## BEGIN Stored rows

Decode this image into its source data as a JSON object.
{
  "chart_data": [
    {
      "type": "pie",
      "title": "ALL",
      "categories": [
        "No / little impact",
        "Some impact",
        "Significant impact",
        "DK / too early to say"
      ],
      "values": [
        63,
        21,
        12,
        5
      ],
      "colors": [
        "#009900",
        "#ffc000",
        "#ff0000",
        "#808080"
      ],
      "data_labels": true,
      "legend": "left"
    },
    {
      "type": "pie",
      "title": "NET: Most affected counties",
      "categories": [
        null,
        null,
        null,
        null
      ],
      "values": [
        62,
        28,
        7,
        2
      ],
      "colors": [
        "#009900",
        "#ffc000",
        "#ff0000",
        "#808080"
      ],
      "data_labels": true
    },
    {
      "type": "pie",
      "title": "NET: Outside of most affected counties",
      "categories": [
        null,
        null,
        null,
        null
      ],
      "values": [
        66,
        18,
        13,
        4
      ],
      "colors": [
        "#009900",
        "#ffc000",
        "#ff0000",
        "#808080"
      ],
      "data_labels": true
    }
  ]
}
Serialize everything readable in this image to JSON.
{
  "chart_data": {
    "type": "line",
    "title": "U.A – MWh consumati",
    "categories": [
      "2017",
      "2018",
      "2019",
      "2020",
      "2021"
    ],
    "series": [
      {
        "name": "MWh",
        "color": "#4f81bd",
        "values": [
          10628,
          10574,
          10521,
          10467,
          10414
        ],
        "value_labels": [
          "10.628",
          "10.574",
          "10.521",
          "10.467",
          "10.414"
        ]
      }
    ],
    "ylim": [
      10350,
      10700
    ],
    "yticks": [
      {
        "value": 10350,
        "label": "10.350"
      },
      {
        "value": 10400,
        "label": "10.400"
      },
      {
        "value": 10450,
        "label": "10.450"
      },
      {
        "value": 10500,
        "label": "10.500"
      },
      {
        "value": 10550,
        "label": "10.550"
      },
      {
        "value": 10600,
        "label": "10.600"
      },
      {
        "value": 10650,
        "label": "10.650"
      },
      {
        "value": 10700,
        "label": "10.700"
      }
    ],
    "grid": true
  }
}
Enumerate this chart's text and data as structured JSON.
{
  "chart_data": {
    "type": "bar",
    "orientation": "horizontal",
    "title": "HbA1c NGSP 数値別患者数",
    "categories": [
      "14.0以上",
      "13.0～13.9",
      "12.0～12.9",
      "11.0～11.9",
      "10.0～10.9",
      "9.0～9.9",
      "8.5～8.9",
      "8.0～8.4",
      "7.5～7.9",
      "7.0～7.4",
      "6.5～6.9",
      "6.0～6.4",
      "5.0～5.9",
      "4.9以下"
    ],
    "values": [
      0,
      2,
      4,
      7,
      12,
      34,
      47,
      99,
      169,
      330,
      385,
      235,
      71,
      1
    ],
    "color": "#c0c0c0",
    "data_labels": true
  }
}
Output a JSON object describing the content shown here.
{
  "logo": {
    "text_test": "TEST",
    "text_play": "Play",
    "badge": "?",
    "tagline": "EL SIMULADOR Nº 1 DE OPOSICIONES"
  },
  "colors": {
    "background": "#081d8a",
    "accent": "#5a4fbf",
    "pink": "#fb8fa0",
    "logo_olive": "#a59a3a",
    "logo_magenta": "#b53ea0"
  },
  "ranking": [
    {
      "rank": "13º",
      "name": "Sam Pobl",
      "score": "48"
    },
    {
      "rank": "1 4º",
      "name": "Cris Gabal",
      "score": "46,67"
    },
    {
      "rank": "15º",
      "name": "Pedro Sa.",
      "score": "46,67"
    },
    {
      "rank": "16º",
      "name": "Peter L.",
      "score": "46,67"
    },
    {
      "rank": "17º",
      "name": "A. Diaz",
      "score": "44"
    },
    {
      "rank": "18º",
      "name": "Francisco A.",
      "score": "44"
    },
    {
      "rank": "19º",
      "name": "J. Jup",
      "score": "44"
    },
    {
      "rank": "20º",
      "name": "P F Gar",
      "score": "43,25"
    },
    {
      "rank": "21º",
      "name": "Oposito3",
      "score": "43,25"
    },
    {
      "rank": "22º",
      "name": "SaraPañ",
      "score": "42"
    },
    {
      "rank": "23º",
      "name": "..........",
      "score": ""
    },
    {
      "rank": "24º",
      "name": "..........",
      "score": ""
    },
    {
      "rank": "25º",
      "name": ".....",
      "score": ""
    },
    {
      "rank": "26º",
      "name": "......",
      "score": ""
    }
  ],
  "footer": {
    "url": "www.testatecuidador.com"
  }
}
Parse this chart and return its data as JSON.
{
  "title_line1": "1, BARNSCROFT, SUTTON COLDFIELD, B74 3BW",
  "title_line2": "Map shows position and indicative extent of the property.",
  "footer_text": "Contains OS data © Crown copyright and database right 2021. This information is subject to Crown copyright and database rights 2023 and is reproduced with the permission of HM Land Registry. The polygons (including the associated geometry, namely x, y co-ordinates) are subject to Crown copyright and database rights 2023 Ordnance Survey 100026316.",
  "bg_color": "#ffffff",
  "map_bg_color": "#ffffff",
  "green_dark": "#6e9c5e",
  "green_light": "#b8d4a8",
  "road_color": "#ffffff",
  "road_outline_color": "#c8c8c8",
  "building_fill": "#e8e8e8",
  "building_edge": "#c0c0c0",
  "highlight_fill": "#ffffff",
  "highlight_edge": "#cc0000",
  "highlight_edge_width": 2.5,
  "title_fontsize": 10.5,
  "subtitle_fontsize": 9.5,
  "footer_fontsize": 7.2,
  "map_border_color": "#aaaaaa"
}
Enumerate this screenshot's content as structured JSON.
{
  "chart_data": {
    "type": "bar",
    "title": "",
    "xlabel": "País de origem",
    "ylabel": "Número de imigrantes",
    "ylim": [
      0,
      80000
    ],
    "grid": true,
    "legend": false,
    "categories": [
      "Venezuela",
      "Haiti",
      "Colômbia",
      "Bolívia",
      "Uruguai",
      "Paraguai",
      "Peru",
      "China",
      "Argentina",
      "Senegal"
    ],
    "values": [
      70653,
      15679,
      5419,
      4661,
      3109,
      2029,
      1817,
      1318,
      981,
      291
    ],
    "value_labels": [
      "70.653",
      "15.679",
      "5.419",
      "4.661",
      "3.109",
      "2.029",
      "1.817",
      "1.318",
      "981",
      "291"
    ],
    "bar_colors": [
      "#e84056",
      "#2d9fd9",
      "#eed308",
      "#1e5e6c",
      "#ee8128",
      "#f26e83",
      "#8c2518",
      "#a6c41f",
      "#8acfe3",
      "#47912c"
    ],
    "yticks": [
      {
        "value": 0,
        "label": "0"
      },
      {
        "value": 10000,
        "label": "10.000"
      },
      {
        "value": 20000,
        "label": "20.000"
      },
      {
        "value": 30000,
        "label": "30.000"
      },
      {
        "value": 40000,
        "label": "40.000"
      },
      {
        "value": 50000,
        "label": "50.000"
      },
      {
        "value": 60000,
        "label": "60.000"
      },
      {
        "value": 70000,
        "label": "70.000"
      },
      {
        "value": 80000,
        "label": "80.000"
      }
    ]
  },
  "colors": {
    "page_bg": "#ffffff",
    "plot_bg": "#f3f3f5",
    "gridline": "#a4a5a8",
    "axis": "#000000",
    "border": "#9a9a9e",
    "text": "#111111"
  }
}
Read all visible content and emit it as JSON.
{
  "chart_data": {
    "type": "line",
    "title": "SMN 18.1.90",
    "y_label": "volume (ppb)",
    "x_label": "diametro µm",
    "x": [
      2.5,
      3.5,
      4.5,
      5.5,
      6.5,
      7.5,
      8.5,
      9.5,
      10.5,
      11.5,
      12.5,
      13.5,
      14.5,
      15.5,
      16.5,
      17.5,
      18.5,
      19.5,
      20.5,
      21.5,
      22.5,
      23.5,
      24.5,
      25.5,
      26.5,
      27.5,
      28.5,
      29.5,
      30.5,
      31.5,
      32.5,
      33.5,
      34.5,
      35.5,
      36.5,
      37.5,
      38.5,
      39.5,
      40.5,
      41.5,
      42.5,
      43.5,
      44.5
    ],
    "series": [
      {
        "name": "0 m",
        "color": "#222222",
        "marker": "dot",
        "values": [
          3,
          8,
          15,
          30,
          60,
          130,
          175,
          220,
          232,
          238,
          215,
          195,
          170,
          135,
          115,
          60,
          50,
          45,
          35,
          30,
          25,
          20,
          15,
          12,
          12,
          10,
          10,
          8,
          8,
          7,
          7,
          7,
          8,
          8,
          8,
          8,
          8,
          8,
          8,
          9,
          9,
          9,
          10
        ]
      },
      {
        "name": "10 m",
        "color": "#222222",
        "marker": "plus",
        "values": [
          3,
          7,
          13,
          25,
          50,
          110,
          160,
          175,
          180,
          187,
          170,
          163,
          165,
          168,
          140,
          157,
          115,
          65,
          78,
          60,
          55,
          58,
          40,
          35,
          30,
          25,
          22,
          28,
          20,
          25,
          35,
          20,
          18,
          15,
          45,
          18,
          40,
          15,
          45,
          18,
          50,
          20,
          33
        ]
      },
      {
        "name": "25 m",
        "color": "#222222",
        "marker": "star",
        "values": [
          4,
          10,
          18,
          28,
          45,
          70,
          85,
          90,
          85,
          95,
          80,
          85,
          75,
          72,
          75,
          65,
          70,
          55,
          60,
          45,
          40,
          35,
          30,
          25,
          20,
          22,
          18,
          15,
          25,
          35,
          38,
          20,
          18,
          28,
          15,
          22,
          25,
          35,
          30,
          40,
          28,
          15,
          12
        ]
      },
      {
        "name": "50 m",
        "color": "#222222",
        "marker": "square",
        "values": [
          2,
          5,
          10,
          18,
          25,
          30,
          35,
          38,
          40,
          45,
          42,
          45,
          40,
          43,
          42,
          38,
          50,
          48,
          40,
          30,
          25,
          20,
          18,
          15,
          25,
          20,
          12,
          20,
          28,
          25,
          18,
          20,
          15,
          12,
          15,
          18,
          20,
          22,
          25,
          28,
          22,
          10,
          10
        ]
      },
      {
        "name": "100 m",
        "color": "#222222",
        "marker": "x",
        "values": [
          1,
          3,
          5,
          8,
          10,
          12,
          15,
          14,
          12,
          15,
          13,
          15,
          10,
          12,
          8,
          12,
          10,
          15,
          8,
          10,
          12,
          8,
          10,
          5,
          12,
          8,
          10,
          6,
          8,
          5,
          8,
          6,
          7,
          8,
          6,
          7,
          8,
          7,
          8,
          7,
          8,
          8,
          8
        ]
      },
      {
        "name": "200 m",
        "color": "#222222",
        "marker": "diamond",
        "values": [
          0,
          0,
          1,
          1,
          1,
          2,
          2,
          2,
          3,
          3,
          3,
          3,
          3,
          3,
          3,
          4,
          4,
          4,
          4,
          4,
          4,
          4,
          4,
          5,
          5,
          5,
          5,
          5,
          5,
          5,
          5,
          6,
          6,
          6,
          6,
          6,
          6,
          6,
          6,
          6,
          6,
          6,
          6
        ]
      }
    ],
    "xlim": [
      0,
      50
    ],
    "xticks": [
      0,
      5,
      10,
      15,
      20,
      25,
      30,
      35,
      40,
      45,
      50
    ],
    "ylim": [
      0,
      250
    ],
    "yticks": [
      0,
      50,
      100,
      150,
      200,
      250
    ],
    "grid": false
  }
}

## END Stored rows

▶ Short problem
For the listing above, identify each line bearing "true".

▶ Final result
      "data_labels": true,
      "data_labels": true
      "data_labels": true
    "grid": true
    "data_labels": true
    "grid": true,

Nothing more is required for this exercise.